- [WHAT YOU ARE ASKED TO DO] Single out the lines that include the word "αίθούσης". Copy them.

- [SUPPLIED ENTRIES]

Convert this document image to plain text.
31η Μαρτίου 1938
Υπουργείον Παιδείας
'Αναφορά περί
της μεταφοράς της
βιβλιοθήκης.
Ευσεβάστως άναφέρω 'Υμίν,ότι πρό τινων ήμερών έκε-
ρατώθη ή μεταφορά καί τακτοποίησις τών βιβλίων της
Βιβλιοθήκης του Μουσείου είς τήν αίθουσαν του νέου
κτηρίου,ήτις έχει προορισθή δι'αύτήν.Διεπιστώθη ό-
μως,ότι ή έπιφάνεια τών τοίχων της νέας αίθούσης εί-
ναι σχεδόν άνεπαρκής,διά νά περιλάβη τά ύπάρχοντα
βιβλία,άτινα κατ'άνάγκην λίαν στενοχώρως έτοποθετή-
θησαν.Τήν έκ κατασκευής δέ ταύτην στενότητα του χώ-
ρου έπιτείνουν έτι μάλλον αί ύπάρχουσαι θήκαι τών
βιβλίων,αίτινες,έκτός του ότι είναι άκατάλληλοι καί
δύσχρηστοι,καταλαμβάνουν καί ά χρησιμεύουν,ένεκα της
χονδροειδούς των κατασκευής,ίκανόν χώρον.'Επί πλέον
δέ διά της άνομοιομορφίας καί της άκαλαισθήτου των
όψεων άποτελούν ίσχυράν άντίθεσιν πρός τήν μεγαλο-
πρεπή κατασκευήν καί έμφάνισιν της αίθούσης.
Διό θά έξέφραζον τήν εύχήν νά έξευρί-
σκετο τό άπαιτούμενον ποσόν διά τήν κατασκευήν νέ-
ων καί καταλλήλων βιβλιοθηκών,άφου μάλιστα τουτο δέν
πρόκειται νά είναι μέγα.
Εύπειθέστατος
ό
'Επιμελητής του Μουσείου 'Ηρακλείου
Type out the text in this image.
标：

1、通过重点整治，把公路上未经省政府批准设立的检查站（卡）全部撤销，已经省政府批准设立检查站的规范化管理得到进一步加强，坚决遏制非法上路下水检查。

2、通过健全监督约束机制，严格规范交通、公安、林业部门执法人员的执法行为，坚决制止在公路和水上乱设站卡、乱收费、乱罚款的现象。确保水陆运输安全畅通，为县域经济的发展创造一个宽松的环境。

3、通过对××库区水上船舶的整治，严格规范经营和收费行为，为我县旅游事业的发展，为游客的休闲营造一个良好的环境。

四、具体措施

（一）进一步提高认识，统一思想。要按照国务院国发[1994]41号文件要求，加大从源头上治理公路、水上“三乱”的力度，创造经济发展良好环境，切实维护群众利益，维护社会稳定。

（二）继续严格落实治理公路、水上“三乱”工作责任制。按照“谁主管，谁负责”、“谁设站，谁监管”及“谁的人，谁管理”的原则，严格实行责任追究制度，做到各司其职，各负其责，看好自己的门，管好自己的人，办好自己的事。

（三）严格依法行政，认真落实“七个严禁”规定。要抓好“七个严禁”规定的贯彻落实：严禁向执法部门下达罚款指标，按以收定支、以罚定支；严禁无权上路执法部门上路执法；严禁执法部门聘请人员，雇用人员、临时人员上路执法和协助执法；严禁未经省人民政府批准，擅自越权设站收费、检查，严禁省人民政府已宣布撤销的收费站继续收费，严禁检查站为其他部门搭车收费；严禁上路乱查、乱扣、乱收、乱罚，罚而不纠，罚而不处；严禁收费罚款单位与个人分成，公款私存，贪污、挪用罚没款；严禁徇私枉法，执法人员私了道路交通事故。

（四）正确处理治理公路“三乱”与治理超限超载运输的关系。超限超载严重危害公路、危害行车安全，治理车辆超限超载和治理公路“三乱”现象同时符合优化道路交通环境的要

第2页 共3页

- [WRITTEN SOLUTION]
μως,ότι ή έπιφάνεια τών τοίχων της νέας αίθούσης εί-
πρεπή κατασκευήν καί έμφάνισιν της αίθούσης.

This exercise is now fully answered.